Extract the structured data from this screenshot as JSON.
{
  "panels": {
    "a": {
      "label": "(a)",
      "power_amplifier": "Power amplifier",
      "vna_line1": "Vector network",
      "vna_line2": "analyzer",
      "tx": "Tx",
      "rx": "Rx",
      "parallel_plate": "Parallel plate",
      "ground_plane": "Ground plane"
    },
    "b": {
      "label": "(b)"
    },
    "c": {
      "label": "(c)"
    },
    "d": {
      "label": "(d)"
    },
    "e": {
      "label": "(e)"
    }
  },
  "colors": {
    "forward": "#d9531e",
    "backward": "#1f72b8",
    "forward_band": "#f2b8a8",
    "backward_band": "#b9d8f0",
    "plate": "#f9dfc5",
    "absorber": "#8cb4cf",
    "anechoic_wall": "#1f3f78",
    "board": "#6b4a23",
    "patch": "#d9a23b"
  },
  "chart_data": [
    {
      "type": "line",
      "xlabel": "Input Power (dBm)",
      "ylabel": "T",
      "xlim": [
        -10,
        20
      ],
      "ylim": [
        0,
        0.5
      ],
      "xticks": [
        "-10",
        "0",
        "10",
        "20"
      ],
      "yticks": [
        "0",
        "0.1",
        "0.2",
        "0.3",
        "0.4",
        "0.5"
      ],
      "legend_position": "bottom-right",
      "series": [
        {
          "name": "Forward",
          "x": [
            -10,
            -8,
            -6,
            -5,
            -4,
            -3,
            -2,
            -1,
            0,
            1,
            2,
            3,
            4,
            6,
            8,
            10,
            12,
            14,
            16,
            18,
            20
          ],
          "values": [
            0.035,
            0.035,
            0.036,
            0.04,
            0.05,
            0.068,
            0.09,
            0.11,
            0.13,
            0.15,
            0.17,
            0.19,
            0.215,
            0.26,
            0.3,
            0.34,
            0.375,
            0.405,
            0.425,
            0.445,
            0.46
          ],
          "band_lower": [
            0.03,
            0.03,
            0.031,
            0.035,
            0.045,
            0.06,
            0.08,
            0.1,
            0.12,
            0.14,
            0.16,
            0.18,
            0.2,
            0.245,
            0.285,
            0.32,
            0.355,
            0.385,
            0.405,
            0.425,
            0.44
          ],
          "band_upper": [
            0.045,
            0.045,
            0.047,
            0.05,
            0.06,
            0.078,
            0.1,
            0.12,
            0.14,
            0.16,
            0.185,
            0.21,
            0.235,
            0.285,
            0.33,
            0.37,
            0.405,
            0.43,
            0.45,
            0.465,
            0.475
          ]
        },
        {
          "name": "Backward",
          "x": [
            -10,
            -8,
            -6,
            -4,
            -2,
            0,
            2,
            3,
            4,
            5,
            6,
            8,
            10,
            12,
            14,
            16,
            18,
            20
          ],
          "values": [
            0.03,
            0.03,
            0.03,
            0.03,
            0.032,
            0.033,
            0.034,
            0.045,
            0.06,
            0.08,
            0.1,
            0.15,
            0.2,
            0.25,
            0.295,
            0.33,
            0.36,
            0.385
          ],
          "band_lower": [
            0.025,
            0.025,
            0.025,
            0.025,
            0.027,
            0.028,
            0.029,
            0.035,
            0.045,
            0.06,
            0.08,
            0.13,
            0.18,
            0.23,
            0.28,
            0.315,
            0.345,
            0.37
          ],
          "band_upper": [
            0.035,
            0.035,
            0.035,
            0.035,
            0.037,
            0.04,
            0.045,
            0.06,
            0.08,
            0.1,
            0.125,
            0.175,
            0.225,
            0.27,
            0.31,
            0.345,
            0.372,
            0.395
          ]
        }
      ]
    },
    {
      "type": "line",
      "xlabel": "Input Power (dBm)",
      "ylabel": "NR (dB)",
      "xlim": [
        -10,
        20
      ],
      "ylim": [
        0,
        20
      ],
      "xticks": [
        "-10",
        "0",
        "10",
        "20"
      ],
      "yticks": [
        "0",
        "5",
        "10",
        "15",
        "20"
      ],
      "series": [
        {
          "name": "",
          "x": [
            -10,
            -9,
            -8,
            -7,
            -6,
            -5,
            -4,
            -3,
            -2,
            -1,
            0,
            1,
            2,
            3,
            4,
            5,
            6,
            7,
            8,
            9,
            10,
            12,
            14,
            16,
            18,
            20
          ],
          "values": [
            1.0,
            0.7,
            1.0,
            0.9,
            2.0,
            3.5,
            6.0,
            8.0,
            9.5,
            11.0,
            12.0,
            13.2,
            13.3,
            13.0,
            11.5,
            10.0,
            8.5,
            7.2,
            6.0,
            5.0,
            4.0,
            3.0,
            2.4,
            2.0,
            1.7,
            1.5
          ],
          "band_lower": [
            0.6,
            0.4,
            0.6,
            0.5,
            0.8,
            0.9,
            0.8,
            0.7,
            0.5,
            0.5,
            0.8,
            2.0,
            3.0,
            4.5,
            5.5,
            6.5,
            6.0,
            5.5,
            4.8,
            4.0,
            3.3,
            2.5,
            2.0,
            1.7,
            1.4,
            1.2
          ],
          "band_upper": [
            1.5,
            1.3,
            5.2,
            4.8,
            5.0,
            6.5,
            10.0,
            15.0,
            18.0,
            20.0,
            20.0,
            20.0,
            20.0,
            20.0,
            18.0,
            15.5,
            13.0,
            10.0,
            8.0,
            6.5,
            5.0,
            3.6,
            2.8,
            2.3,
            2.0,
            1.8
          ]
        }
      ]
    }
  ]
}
•••••
▶ [WORK TO DO] Reproduce the material precisely, including every line.

▶ [THE COMPLETED TASK]
Extract the structured data from this screenshot as JSON.
{
  "panels": {
    "a": {
      "label": "(a)",
      "power_amplifier": "Power amplifier",
      "vna_line1": "Vector network",
      "vna_line2": "analyzer",
      "tx": "Tx",
      "rx": "Rx",
      "parallel_plate": "Parallel plate",
      "ground_plane": "Ground plane"
    },
    "b": {
      "label": "(b)"
    },
    "c": {
      "label": "(c)"
    },
    "d": {
      "label": "(d)"
    },
    "e": {
      "label": "(e)"
    }
  },
  "colors": {
    "forward": "#d9531e",
    "backward": "#1f72b8",
    "forward_band": "#f2b8a8",
    "backward_band": "#b9d8f0",
    "plate": "#f9dfc5",
    "absorber": "#8cb4cf",
    "anechoic_wall": "#1f3f78",
    "board": "#6b4a23",
    "patch": "#d9a23b"
  },
  "chart_data": [
    {
      "type": "line",
      "xlabel": "Input Power (dBm)",
      "ylabel": "T",
      "xlim": [
        -10,
        20
      ],
      "ylim": [
        0,
        0.5
      ],
      "xticks": [
        "-10",
        "0",
        "10",
        "20"
      ],
      "yticks": [
        "0",
        "0.1",
        "0.2",
        "0.3",
        "0.4",
        "0.5"
      ],
      "legend_position": "bottom-right",
      "series": [
        {
          "name": "Forward",
          "x": [
            -10,
            -8,
            -6,
            -5,
            -4,
            -3,
            -2,
            -1,
            0,
            1,
            2,
            3,
            4,
            6,
            8,
            10,
            12,
            14,
            16,
            18,
            20
          ],
          "values": [
            0.035,
            0.035,
            0.036,
            0.04,
            0.05,
            0.068,
            0.09,
            0.11,
            0.13,
            0.15,
            0.17,
            0.19,
            0.215,
            0.26,
            0.3,
            0.34,
            0.375,
            0.405,
            0.425,
            0.445,
            0.46
          ],
          "band_lower": [
            0.03,
            0.03,
            0.031,
            0.035,
            0.045,
            0.06,
            0.08,
            0.1,
            0.12,
            0.14,
            0.16,
            0.18,
            0.2,
            0.245,
            0.285,
            0.32,
            0.355,
            0.385,
            0.405,
            0.425,
            0.44
          ],
          "band_upper": [
            0.045,
            0.045,
            0.047,
            0.05,
            0.06,
            0.078,
            0.1,
            0.12,
            0.14,
            0.16,
            0.185,
            0.21,
            0.235,
            0.285,
            0.33,
            0.37,
            0.405,
            0.43,
            0.45,
            0.465,
            0.475
          ]
        },
        {
          "name": "Backward",
          "x": [
            -10,
            -8,
            -6,
            -4,
            -2,
            0,
            2,
            3,
            4,
            5,
            6,
            8,
            10,
            12,
            14,
            16,
            18,
            20
          ],
          "values": [
            0.03,
            0.03,
            0.03,
            0.03,
            0.032,
            0.033,
            0.034,
            0.045,
            0.06,
            0.08,
            0.1,
            0.15,
            0.2,
            0.25,
            0.295,
            0.33,
            0.36,
            0.385
          ],
          "band_lower": [
            0.025,
            0.025,
            0.025,
            0.025,
            0.027,
            0.028,
            0.029,
            0.035,
            0.045,
            0.06,
            0.08,
            0.13,
            0.18,
            0.23,
            0.28,
            0.315,
            0.345,
            0.37
          ],
          "band_upper": [
            0.035,
            0.035,
            0.035,
            0.035,
            0.037,
            0.04,
            0.045,
            0.06,
            0.08,
            0.1,
            0.125,
            0.175,
            0.225,
            0.27,
            0.31,
            0.345,
            0.372,
            0.395
          ]
        }
      ]
    },
    {
      "type": "line",
      "xlabel": "Input Power (dBm)",
      "ylabel": "NR (dB)",
      "xlim": [
        -10,
        20
      ],
      "ylim": [
        0,
        20
      ],
      "xticks": [
        "-10",
        "0",
        "10",
        "20"
      ],
      "yticks": [
        "0",
        "5",
        "10",
        "15",
        "20"
      ],
      "series": [
        {
          "name": "",
          "x": [
            -10,
            -9,
            -8,
            -7,
            -6,
            -5,
            -4,
            -3,
            -2,
            -1,
            0,
            1,
            2,
            3,
            4,
            5,
            6,
            7,
            8,
            9,
            10,
            12,
            14,
            16,
            18,
            20
          ],
          "values": [
            1.0,
            0.7,
            1.0,
            0.9,
            2.0,
            3.5,
            6.0,
            8.0,
            9.5,
            11.0,
            12.0,
            13.2,
            13.3,
            13.0,
            11.5,
            10.0,
            8.5,
            7.2,
            6.0,
            5.0,
            4.0,
            3.0,
            2.4,
            2.0,
            1.7,
            1.5
          ],
          "band_lower": [
            0.6,
            0.4,
            0.6,
            0.5,
            0.8,
            0.9,
            0.8,
            0.7,
            0.5,
            0.5,
            0.8,
            2.0,
            3.0,
            4.5,
            5.5,
            6.5,
            6.0,
            5.5,
            4.8,
            4.0,
            3.3,
            2.5,
            2.0,
            1.7,
            1.4,
            1.2
          ],
          "band_upper": [
            1.5,
            1.3,
            5.2,
            4.8,
            5.0,
            6.5,
            10.0,
            15.0,
            18.0,
            20.0,
            20.0,
            20.0,
            20.0,
            20.0,
            18.0,
            15.5,
            13.0,
            10.0,
            8.0,
            6.5,
            5.0,
            3.6,
            2.8,
            2.3,
            2.0,
            1.8
          ]
        }
      ]
    }
  ]
}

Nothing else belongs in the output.